Twoje zadanie.
Przytocz dosłownie pozycje od pierwszej aż do tej, która zawiera „header-von-bis-blank — [347, 51, 462, 75]”, łącznie z nią.
__________________________________________________
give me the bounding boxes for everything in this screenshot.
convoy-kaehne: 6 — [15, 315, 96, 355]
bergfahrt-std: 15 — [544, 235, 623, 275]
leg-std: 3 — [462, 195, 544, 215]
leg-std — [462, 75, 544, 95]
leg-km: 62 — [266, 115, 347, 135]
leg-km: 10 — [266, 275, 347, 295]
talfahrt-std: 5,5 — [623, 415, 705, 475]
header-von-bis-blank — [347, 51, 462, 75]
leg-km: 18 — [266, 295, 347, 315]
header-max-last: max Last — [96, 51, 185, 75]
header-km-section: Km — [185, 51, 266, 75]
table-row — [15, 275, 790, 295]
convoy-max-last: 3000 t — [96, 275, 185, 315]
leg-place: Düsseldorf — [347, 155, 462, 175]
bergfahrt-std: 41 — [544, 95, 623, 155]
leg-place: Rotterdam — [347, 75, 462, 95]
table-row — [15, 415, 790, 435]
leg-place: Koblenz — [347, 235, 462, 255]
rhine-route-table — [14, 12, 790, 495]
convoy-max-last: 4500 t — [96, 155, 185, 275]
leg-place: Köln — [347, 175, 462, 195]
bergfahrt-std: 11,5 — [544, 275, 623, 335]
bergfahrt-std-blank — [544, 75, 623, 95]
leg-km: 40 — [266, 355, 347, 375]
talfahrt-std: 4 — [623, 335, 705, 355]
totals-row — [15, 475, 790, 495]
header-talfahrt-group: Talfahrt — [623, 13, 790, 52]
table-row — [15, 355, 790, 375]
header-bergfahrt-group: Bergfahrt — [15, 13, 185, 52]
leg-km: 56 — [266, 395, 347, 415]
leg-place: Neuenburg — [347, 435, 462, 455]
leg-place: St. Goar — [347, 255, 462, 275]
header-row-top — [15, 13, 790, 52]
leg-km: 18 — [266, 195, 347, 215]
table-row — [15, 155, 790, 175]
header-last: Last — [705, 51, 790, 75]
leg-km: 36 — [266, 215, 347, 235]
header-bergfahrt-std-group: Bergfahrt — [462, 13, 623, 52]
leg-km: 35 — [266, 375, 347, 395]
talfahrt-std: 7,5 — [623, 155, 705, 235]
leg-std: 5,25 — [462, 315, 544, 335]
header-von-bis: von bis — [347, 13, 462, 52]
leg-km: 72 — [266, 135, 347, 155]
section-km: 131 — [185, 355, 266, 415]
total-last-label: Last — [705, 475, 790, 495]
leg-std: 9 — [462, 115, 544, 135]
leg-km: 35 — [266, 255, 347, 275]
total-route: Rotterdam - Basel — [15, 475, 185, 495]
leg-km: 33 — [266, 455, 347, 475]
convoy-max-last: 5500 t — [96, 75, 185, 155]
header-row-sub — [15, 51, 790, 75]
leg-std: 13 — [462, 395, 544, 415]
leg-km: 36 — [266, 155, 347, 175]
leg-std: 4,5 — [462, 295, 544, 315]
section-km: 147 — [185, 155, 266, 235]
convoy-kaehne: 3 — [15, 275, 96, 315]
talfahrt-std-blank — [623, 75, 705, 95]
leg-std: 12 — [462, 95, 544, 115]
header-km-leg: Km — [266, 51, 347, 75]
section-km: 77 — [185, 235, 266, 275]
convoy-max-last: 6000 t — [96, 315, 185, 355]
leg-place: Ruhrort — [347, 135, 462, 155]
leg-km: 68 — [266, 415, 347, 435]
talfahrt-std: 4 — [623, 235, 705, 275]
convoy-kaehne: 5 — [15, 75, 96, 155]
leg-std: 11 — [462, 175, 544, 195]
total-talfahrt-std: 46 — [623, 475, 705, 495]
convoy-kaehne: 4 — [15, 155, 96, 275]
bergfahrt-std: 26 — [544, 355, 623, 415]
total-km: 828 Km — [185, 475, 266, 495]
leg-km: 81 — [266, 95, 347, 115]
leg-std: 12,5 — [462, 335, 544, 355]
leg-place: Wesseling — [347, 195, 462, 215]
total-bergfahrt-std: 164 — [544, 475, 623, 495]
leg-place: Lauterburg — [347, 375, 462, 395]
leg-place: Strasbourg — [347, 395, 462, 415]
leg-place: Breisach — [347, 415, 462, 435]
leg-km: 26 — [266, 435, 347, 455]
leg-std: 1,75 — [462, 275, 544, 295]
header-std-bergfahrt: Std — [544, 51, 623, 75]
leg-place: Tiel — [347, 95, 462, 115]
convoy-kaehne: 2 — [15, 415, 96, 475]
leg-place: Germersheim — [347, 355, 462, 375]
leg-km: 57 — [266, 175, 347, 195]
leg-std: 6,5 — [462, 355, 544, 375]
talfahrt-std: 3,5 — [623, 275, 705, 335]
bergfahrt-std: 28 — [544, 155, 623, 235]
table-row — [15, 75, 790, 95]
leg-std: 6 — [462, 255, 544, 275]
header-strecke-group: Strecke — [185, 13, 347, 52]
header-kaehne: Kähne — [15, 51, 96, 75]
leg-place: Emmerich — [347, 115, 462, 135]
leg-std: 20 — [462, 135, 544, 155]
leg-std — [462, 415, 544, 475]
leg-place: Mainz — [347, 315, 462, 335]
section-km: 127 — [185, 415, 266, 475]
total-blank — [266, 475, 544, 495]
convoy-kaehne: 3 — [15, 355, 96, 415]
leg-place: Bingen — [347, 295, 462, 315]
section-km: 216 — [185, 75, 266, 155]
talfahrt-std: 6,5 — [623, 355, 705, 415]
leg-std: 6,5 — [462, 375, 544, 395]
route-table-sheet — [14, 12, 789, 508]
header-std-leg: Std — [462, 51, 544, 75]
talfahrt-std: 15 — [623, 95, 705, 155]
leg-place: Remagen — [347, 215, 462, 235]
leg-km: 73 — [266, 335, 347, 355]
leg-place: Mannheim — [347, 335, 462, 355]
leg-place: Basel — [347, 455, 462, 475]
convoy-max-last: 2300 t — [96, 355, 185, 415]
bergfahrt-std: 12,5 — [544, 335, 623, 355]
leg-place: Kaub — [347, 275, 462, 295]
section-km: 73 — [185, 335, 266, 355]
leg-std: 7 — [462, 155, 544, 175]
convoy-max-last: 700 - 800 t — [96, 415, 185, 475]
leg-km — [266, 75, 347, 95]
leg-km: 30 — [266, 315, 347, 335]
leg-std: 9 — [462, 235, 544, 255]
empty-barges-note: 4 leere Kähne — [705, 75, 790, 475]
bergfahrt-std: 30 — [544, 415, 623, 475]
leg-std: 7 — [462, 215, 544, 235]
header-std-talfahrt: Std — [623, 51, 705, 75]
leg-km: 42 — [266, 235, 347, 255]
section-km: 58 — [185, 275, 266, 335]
__________________________________________________
Odpowiedź.
give me the bounding boxes for everything in this screenshot.
convoy-kaehne: 6 — [15, 315, 96, 355]
bergfahrt-std: 15 — [544, 235, 623, 275]
leg-std: 3 — [462, 195, 544, 215]
leg-std — [462, 75, 544, 95]
leg-km: 62 — [266, 115, 347, 135]
leg-km: 10 — [266, 275, 347, 295]
talfahrt-std: 5,5 — [623, 415, 705, 475]
header-von-bis-blank — [347, 51, 462, 75]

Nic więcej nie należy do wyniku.